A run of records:
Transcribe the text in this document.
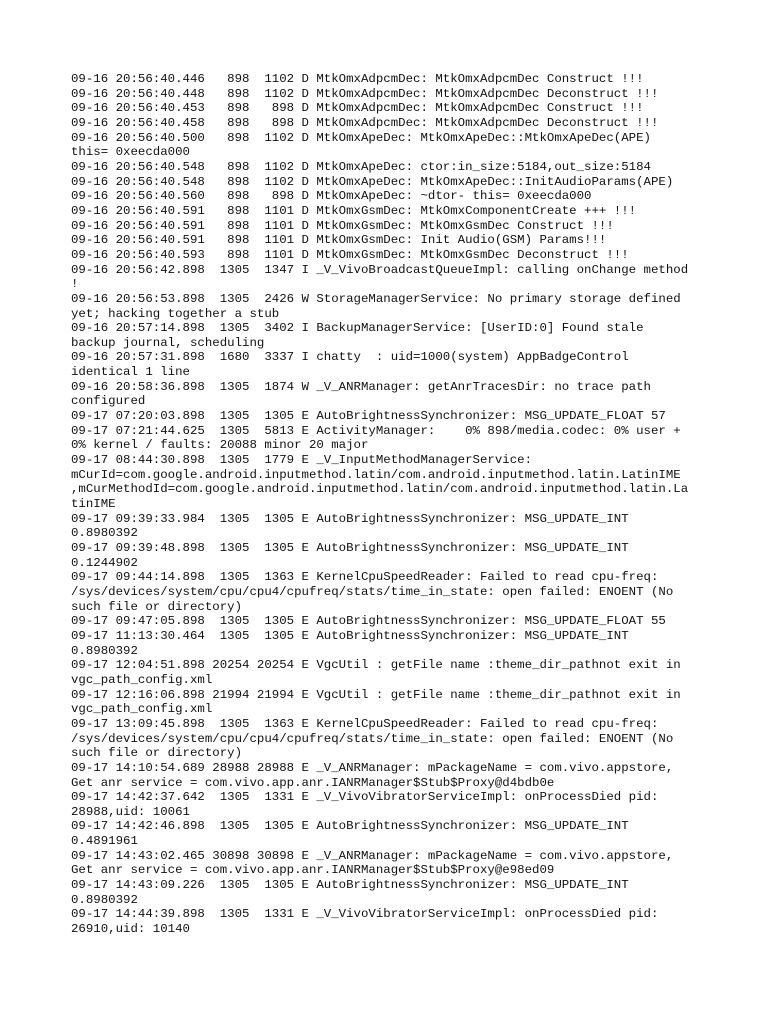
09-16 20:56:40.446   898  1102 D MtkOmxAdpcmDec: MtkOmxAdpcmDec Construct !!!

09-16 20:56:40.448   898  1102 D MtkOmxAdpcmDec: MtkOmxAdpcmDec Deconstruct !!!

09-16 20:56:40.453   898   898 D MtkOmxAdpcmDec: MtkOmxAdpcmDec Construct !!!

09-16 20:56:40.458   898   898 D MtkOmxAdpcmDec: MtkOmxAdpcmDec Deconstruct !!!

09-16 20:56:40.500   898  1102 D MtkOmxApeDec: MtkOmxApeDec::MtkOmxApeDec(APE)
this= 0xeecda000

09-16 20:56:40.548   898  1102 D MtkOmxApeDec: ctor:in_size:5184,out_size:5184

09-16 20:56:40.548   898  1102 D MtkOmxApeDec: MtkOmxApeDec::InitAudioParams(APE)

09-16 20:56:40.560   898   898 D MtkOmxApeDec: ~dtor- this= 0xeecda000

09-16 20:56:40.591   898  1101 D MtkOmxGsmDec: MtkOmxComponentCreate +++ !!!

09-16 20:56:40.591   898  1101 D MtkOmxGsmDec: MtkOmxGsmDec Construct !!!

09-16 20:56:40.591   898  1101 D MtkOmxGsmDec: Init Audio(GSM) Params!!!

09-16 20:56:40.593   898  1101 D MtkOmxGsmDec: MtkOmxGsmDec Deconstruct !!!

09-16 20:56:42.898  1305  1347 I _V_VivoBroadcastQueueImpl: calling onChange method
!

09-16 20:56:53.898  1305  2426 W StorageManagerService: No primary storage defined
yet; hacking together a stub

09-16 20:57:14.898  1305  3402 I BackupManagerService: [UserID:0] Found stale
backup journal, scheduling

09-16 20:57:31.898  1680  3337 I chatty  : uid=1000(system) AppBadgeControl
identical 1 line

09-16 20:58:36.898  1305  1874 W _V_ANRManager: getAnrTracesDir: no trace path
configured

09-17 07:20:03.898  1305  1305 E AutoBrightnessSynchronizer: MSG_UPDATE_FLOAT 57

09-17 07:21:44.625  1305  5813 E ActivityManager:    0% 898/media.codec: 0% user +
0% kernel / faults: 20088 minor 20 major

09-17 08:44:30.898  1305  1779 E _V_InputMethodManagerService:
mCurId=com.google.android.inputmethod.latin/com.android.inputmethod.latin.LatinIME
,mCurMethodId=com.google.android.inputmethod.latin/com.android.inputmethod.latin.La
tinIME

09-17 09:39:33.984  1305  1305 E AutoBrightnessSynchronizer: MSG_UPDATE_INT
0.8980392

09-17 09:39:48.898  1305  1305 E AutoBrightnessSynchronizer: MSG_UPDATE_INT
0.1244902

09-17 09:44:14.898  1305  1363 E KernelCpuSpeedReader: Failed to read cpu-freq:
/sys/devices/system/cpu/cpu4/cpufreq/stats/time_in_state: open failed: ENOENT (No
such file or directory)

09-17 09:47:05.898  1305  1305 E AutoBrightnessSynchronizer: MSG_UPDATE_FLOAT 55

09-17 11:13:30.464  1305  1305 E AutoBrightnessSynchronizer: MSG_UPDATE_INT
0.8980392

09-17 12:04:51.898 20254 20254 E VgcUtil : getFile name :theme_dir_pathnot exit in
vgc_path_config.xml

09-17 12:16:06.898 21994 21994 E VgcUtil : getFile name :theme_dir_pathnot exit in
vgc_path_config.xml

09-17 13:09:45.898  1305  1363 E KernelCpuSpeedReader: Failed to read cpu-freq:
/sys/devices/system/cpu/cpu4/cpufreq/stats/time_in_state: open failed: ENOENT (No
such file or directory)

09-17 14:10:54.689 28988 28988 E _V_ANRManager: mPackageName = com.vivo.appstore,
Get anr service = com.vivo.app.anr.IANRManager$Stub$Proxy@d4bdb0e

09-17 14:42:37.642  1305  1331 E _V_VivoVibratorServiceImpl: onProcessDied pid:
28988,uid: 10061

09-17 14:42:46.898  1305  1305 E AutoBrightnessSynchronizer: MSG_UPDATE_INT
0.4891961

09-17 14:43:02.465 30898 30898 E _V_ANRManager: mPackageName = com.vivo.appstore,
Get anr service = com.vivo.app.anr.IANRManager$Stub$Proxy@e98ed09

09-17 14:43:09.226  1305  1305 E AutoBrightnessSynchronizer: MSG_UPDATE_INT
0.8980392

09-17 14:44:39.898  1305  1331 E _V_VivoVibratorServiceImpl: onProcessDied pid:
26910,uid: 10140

• THE TASK: From the material given, work out how many lines hold the string "exit"; state that number and nothing further.

• EXERCISE ANSWER: 2